### PROBLEM DESCRIPTION
Reproduce the SASE passage word for word from "SASE represents the" to "components of SASE?".

SASE represents the best way to achieve a direct-to-cloud architecture that doesn’t compromise on security visibility and control, performance, complexity, or cost. Speed without compromising security.
What are the key components of SASE?
- Software-Defined WAN (SD-WAN): SD-WAN enables optimal WAN management. SASE leverages SD-WAN capabilities to provide optimized network routing, global connectivity, WAN and Internet security, cloud acceleration, and remote access
- Firewall as a Service (FWaaS): A firewall is the foundation of any network security stack. SASE includes FWaaS to provide the scalability and elasticity needed for the digital business and to extend a full network security stack wherever needed
- Zero-Trust Network Access (ZTNA): ZTNA offers a modern approach to securing application access for users. It embraces a zero-trust policy, where application access dynamically adjusts based on user identity, location, device type, and more
- Cloud Access Security Broker (CASB): CASB helps enterprises adapt to the new threats that come with cloud computing. When delivered as part of a SASE service, the complexity of integrating CASB with other point security solutions is eliminated
- Secure Web Gateway (SWG): SWG solutions protect users against malware, phishing, and other web-borne threats. SASE offers SWG protection to all users, at all locations, and eliminates the need to maintain policies across multiple-point solutions
- Unified Management: SASE solves the complexity of managing multiple disparate products. A true SASE allows users to monitor and manage all network and security solutions from a single pane of glass.

### DATA TO EXAMINE
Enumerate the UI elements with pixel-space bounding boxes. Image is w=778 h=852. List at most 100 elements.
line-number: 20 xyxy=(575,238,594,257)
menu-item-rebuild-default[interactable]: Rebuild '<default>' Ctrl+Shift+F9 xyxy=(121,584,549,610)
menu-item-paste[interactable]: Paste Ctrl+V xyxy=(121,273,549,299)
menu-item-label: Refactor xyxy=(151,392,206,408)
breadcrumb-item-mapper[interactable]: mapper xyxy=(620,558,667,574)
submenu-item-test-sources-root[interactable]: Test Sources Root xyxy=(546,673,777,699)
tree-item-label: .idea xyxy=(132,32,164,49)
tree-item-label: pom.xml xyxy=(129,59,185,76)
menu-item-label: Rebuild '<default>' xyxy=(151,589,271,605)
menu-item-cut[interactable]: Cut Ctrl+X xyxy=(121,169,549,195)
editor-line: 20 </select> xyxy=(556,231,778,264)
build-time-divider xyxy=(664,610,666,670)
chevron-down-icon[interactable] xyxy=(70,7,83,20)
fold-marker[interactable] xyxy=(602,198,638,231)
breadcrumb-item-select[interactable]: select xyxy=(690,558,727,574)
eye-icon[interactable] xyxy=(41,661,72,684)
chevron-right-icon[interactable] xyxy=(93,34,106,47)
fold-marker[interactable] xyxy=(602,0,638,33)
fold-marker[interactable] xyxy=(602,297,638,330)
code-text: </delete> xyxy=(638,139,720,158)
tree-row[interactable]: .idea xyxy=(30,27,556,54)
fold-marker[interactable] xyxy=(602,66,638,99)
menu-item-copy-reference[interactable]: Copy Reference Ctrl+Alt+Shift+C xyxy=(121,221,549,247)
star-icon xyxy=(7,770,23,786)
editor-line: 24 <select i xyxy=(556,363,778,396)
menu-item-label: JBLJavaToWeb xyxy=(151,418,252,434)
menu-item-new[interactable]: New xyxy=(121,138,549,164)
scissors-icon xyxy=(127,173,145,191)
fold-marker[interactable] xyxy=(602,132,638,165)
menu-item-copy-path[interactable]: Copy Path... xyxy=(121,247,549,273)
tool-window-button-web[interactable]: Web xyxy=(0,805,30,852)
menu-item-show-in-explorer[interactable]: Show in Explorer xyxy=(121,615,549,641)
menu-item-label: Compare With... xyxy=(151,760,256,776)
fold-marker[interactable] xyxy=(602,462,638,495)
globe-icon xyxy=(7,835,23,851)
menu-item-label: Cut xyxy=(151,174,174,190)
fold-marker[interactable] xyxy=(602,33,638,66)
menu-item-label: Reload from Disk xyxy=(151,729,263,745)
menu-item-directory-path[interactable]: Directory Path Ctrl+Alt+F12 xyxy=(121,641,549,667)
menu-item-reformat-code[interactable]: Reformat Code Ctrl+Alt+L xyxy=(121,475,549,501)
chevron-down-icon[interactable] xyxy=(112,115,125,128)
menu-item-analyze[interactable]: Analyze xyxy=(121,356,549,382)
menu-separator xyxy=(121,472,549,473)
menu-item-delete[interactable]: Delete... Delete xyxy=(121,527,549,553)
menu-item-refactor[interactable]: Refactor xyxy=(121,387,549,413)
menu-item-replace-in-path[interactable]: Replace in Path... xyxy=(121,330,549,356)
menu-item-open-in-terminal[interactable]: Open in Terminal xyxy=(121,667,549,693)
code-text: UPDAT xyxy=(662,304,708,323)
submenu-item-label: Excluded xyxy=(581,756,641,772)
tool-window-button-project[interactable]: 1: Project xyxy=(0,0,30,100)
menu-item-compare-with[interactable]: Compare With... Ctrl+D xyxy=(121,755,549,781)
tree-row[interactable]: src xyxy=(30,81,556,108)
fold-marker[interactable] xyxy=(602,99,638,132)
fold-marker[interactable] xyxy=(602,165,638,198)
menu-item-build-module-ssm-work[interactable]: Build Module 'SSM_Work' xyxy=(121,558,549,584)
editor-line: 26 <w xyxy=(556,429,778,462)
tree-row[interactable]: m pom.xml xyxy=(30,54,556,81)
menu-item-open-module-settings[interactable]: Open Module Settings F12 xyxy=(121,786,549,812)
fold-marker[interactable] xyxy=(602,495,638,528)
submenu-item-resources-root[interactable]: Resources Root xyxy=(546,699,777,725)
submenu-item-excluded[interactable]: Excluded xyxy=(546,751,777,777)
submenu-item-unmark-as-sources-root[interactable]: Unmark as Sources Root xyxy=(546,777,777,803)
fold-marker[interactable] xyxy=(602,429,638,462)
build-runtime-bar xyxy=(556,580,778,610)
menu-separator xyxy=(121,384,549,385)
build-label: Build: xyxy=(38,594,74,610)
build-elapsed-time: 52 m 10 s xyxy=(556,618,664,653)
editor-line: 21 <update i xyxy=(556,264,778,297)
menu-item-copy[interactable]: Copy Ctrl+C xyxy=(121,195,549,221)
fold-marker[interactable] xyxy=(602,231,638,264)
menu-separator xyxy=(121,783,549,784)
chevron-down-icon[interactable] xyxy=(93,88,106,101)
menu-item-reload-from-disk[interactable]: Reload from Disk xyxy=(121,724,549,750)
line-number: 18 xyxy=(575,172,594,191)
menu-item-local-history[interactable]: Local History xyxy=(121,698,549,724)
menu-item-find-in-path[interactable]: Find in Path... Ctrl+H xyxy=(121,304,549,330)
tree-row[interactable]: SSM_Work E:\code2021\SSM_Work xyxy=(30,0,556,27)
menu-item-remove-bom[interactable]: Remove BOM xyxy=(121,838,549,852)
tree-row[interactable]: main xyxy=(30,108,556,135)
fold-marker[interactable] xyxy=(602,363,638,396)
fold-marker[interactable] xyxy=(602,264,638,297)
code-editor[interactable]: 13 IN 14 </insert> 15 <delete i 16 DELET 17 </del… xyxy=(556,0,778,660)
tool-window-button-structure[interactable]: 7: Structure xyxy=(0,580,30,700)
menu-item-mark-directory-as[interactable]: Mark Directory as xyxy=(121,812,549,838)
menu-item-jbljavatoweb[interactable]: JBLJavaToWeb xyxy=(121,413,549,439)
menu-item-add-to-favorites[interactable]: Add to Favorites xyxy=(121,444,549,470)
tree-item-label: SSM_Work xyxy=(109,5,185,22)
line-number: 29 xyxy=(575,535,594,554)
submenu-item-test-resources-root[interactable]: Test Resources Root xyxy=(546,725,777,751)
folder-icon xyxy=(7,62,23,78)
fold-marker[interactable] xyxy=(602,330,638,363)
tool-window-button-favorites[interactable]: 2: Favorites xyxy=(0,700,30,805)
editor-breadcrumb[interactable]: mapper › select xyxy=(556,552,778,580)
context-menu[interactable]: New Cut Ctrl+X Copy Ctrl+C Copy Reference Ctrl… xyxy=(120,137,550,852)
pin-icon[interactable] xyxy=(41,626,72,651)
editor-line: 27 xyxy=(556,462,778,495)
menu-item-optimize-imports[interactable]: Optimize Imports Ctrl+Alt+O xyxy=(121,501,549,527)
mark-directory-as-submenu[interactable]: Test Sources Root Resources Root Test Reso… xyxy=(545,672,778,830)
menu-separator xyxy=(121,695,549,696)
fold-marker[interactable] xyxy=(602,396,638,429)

### TASK RESULT
SASE represents the best way to achieve a direct-to-cloud architecture that doesn’t compromise on security visibility and control, performance, complexity, or cost. Speed without compromising security.
What are the key components of SASE?